• **Data listing**:
· · · · ·
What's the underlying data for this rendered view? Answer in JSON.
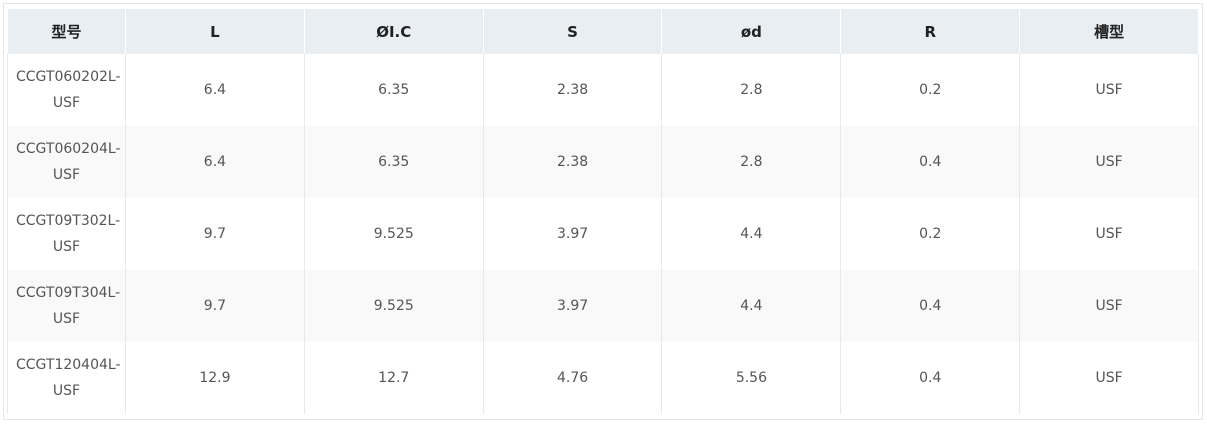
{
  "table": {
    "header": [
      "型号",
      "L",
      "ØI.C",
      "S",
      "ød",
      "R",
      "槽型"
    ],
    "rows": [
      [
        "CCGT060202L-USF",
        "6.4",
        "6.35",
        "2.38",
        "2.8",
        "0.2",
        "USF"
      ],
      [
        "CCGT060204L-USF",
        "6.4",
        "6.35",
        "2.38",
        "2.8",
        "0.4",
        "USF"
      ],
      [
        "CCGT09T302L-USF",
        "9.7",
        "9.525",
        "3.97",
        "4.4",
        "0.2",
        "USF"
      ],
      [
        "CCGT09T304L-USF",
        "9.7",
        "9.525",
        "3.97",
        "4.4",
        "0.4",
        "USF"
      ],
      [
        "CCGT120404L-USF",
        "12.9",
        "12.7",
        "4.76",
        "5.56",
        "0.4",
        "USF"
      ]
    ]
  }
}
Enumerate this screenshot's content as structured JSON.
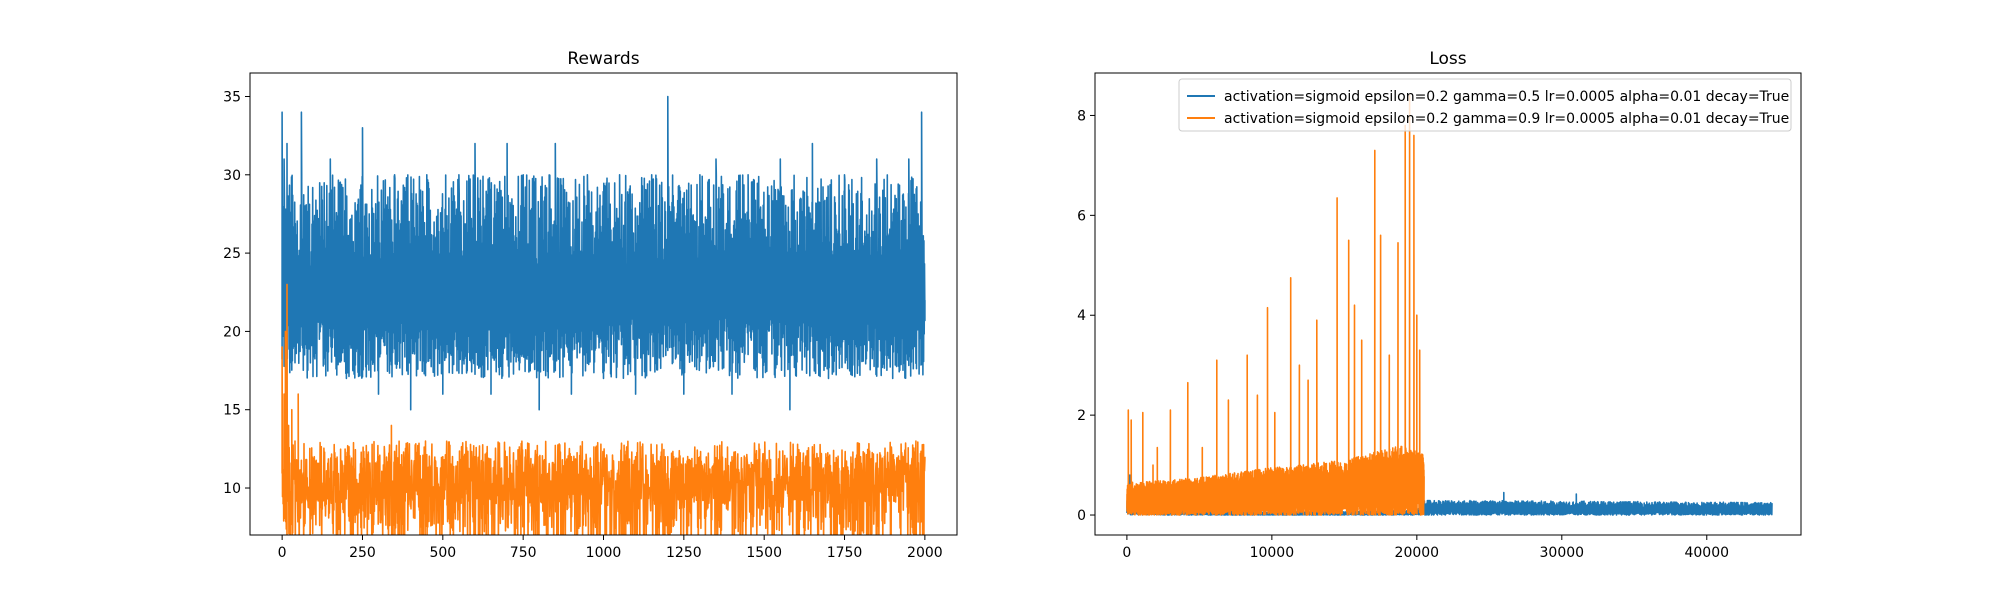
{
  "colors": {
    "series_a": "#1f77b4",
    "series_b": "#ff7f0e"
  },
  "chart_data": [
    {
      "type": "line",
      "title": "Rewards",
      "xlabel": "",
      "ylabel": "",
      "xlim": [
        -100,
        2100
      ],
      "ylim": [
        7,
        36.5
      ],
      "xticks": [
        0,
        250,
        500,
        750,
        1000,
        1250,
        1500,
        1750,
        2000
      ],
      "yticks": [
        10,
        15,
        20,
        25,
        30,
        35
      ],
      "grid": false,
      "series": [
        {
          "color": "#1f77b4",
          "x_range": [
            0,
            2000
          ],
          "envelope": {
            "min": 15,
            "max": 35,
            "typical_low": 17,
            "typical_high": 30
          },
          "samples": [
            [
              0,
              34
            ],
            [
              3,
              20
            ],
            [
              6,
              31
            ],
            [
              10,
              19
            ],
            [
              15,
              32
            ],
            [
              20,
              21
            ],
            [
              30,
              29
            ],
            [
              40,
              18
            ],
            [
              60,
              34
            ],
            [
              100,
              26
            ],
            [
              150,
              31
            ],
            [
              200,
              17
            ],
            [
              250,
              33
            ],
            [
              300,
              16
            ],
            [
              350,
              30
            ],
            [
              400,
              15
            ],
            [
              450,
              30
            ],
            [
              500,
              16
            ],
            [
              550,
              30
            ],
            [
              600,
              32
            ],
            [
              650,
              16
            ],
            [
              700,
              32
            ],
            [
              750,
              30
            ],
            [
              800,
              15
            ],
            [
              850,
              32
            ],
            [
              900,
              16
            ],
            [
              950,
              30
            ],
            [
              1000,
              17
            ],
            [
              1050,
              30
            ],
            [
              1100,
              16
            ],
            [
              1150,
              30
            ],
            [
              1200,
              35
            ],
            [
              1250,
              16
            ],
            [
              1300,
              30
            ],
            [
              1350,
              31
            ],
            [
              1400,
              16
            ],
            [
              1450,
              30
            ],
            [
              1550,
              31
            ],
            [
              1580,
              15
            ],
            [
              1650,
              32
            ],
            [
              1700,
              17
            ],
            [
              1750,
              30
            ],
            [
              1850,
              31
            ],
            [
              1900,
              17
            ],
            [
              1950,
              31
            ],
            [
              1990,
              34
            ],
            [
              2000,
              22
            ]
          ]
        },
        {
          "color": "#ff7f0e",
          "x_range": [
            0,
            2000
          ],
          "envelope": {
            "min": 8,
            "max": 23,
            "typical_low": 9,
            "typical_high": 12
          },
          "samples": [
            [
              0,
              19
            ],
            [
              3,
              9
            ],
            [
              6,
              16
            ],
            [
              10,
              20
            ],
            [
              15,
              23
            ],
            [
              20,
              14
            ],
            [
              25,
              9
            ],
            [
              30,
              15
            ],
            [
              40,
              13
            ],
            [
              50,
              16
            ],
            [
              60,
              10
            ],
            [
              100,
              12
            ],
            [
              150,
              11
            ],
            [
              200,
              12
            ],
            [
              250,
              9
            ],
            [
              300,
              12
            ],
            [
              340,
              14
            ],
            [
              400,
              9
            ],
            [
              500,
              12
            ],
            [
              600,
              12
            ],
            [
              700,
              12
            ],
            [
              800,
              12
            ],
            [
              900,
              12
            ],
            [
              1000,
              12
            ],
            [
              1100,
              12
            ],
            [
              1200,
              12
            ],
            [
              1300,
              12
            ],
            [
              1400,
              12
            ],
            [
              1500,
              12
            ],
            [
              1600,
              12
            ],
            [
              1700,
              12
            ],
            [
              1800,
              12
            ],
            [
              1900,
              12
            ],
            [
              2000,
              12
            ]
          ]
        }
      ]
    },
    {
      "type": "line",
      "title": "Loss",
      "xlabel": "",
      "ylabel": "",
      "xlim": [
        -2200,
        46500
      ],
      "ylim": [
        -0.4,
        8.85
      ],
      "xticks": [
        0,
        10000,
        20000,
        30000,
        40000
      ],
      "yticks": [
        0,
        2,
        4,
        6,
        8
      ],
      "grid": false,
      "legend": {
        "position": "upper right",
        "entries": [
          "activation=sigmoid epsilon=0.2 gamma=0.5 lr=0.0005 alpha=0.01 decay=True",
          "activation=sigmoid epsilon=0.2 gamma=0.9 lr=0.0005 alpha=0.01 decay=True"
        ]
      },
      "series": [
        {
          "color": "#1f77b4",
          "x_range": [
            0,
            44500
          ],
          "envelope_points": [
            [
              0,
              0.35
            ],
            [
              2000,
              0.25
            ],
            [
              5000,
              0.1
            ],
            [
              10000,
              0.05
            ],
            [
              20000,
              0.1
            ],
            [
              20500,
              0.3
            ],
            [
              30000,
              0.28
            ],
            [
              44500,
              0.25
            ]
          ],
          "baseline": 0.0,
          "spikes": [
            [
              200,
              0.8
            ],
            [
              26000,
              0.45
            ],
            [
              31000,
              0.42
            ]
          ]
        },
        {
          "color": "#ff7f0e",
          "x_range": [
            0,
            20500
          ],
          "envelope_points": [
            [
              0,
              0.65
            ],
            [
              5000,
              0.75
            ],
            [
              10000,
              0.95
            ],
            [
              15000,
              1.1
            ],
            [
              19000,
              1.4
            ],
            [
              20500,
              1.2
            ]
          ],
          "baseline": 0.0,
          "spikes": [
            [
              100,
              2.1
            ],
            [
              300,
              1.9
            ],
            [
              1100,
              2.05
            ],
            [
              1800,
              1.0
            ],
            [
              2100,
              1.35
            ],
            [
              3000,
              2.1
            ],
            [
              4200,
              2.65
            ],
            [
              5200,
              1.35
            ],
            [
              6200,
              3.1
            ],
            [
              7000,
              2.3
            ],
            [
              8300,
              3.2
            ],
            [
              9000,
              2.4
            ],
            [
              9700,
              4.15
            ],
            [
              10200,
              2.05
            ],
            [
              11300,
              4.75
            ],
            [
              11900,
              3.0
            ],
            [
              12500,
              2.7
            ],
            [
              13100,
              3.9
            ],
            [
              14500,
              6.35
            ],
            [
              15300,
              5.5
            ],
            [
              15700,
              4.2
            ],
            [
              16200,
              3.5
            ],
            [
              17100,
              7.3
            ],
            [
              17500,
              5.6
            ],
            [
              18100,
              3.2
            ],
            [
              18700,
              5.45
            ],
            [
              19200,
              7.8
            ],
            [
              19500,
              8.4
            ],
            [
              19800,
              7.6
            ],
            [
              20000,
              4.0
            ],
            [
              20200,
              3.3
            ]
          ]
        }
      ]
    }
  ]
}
· · · · ·
• **Directions**:
Reproduce all of the entries word for word, skipping any pictures they hold.

• **The completed task**:
What's the underlying data for this rendered view? Answer in JSON.
{
  "table": {
    "header": [
      "型号",
      "L",
      "ØI.C",
      "S",
      "ød",
      "R",
      "槽型"
    ],
    "rows": [
      [
        "CCGT060202L-USF",
        "6.4",
        "6.35",
        "2.38",
        "2.8",
        "0.2",
        "USF"
      ],
      [
        "CCGT060204L-USF",
        "6.4",
        "6.35",
        "2.38",
        "2.8",
        "0.4",
        "USF"
      ],
      [
        "CCGT09T302L-USF",
        "9.7",
        "9.525",
        "3.97",
        "4.4",
        "0.2",
        "USF"
      ],
      [
        "CCGT09T304L-USF",
        "9.7",
        "9.525",
        "3.97",
        "4.4",
        "0.4",
        "USF"
      ],
      [
        "CCGT120404L-USF",
        "12.9",
        "12.7",
        "4.76",
        "5.56",
        "0.4",
        "USF"
      ]
    ]
  }
}
Enumerate this screenshot's content as structured JSON.
{
  "colors": {
    "series_a": "#1f77b4",
    "series_b": "#ff7f0e"
  },
  "chart_data": [
    {
      "type": "line",
      "title": "Rewards",
      "xlabel": "",
      "ylabel": "",
      "xlim": [
        -100,
        2100
      ],
      "ylim": [
        7,
        36.5
      ],
      "xticks": [
        0,
        250,
        500,
        750,
        1000,
        1250,
        1500,
        1750,
        2000
      ],
      "yticks": [
        10,
        15,
        20,
        25,
        30,
        35
      ],
      "grid": false,
      "series": [
        {
          "color": "#1f77b4",
          "x_range": [
            0,
            2000
          ],
          "envelope": {
            "min": 15,
            "max": 35,
            "typical_low": 17,
            "typical_high": 30
          },
          "samples": [
            [
              0,
              34
            ],
            [
              3,
              20
            ],
            [
              6,
              31
            ],
            [
              10,
              19
            ],
            [
              15,
              32
            ],
            [
              20,
              21
            ],
            [
              30,
              29
            ],
            [
              40,
              18
            ],
            [
              60,
              34
            ],
            [
              100,
              26
            ],
            [
              150,
              31
            ],
            [
              200,
              17
            ],
            [
              250,
              33
            ],
            [
              300,
              16
            ],
            [
              350,
              30
            ],
            [
              400,
              15
            ],
            [
              450,
              30
            ],
            [
              500,
              16
            ],
            [
              550,
              30
            ],
            [
              600,
              32
            ],
            [
              650,
              16
            ],
            [
              700,
              32
            ],
            [
              750,
              30
            ],
            [
              800,
              15
            ],
            [
              850,
              32
            ],
            [
              900,
              16
            ],
            [
              950,
              30
            ],
            [
              1000,
              17
            ],
            [
              1050,
              30
            ],
            [
              1100,
              16
            ],
            [
              1150,
              30
            ],
            [
              1200,
              35
            ],
            [
              1250,
              16
            ],
            [
              1300,
              30
            ],
            [
              1350,
              31
            ],
            [
              1400,
              16
            ],
            [
              1450,
              30
            ],
            [
              1550,
              31
            ],
            [
              1580,
              15
            ],
            [
              1650,
              32
            ],
            [
              1700,
              17
            ],
            [
              1750,
              30
            ],
            [
              1850,
              31
            ],
            [
              1900,
              17
            ],
            [
              1950,
              31
            ],
            [
              1990,
              34
            ],
            [
              2000,
              22
            ]
          ]
        },
        {
          "color": "#ff7f0e",
          "x_range": [
            0,
            2000
          ],
          "envelope": {
            "min": 8,
            "max": 23,
            "typical_low": 9,
            "typical_high": 12
          },
          "samples": [
            [
              0,
              19
            ],
            [
              3,
              9
            ],
            [
              6,
              16
            ],
            [
              10,
              20
            ],
            [
              15,
              23
            ],
            [
              20,
              14
            ],
            [
              25,
              9
            ],
            [
              30,
              15
            ],
            [
              40,
              13
            ],
            [
              50,
              16
            ],
            [
              60,
              10
            ],
            [
              100,
              12
            ],
            [
              150,
              11
            ],
            [
              200,
              12
            ],
            [
              250,
              9
            ],
            [
              300,
              12
            ],
            [
              340,
              14
            ],
            [
              400,
              9
            ],
            [
              500,
              12
            ],
            [
              600,
              12
            ],
            [
              700,
              12
            ],
            [
              800,
              12
            ],
            [
              900,
              12
            ],
            [
              1000,
              12
            ],
            [
              1100,
              12
            ],
            [
              1200,
              12
            ],
            [
              1300,
              12
            ],
            [
              1400,
              12
            ],
            [
              1500,
              12
            ],
            [
              1600,
              12
            ],
            [
              1700,
              12
            ],
            [
              1800,
              12
            ],
            [
              1900,
              12
            ],
            [
              2000,
              12
            ]
          ]
        }
      ]
    },
    {
      "type": "line",
      "title": "Loss",
      "xlabel": "",
      "ylabel": "",
      "xlim": [
        -2200,
        46500
      ],
      "ylim": [
        -0.4,
        8.85
      ],
      "xticks": [
        0,
        10000,
        20000,
        30000,
        40000
      ],
      "yticks": [
        0,
        2,
        4,
        6,
        8
      ],
      "grid": false,
      "legend": {
        "position": "upper right",
        "entries": [
          "activation=sigmoid epsilon=0.2 gamma=0.5 lr=0.0005 alpha=0.01 decay=True",
          "activation=sigmoid epsilon=0.2 gamma=0.9 lr=0.0005 alpha=0.01 decay=True"
        ]
      },
      "series": [
        {
          "color": "#1f77b4",
          "x_range": [
            0,
            44500
          ],
          "envelope_points": [
            [
              0,
              0.35
            ],
            [
              2000,
              0.25
            ],
            [
              5000,
              0.1
            ],
            [
              10000,
              0.05
            ],
            [
              20000,
              0.1
            ],
            [
              20500,
              0.3
            ],
            [
              30000,
              0.28
            ],
            [
              44500,
              0.25
            ]
          ],
          "baseline": 0.0,
          "spikes": [
            [
              200,
              0.8
            ],
            [
              26000,
              0.45
            ],
            [
              31000,
              0.42
            ]
          ]
        },
        {
          "color": "#ff7f0e",
          "x_range": [
            0,
            20500
          ],
          "envelope_points": [
            [
              0,
              0.65
            ],
            [
              5000,
              0.75
            ],
            [
              10000,
              0.95
            ],
            [
              15000,
              1.1
            ],
            [
              19000,
              1.4
            ],
            [
              20500,
              1.2
            ]
          ],
          "baseline": 0.0,
          "spikes": [
            [
              100,
              2.1
            ],
            [
              300,
              1.9
            ],
            [
              1100,
              2.05
            ],
            [
              1800,
              1.0
            ],
            [
              2100,
              1.35
            ],
            [
              3000,
              2.1
            ],
            [
              4200,
              2.65
            ],
            [
              5200,
              1.35
            ],
            [
              6200,
              3.1
            ],
            [
              7000,
              2.3
            ],
            [
              8300,
              3.2
            ],
            [
              9000,
              2.4
            ],
            [
              9700,
              4.15
            ],
            [
              10200,
              2.05
            ],
            [
              11300,
              4.75
            ],
            [
              11900,
              3.0
            ],
            [
              12500,
              2.7
            ],
            [
              13100,
              3.9
            ],
            [
              14500,
              6.35
            ],
            [
              15300,
              5.5
            ],
            [
              15700,
              4.2
            ],
            [
              16200,
              3.5
            ],
            [
              17100,
              7.3
            ],
            [
              17500,
              5.6
            ],
            [
              18100,
              3.2
            ],
            [
              18700,
              5.45
            ],
            [
              19200,
              7.8
            ],
            [
              19500,
              8.4
            ],
            [
              19800,
              7.6
            ],
            [
              20000,
              4.0
            ],
            [
              20200,
              3.3
            ]
          ]
        }
      ]
    }
  ]
}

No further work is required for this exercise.